▸ REQUEST: Reading the listing below, count the lines that contain the word "WHEEL" and give that count alone.

-------- DATASET ENTRIES --------

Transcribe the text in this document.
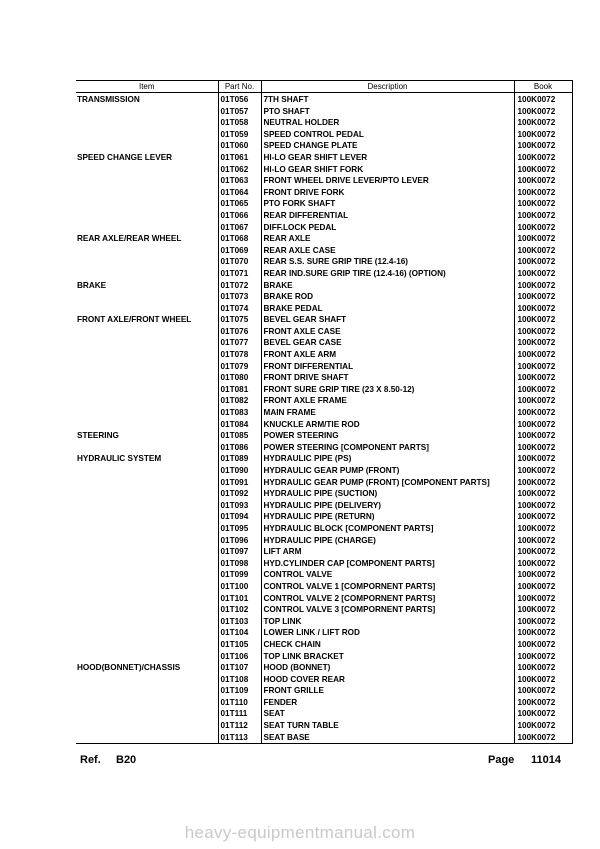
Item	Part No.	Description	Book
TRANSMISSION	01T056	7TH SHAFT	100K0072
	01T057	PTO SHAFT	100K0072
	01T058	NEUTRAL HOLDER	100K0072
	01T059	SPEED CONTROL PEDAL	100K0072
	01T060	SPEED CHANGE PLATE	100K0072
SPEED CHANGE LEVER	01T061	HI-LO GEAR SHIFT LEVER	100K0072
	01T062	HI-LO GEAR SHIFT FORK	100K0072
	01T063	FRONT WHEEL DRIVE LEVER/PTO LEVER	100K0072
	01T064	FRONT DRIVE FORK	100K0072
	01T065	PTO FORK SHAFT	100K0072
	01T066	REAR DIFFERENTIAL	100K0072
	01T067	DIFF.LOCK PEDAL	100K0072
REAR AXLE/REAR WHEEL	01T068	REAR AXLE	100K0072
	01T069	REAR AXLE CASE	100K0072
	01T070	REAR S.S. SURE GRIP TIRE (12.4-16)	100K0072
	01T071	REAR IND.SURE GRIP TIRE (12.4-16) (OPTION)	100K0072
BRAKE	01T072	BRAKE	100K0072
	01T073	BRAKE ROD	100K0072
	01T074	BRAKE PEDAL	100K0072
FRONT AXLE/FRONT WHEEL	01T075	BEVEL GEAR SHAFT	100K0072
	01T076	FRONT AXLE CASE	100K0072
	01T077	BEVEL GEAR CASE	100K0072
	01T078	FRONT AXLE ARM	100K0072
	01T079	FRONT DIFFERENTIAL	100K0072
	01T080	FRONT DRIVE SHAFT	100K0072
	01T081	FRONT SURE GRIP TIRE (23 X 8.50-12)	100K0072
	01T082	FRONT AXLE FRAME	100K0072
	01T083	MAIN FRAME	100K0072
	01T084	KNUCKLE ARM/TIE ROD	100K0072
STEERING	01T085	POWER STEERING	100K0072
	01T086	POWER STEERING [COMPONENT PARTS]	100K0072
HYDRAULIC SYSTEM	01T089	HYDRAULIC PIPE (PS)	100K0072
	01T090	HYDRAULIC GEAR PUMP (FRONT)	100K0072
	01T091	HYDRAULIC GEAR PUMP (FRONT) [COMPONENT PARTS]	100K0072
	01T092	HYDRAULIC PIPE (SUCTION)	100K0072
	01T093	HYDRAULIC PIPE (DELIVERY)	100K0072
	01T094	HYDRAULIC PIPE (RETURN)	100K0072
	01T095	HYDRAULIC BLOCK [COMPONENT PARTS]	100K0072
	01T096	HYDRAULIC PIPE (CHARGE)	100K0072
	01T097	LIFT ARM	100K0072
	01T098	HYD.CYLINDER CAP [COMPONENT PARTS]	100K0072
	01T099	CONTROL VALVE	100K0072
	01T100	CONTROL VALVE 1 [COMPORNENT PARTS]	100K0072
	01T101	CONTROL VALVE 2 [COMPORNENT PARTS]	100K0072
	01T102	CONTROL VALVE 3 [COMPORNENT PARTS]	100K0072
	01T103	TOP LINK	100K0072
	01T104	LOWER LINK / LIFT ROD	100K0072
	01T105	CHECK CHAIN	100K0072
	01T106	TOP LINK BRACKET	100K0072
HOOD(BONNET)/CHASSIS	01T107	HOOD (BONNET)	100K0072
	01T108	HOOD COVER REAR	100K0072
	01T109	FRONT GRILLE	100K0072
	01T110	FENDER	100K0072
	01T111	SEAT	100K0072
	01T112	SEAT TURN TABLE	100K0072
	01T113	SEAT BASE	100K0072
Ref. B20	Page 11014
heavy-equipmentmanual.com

--------

▸ SOLUTION FOR THIS PROBLEM: 3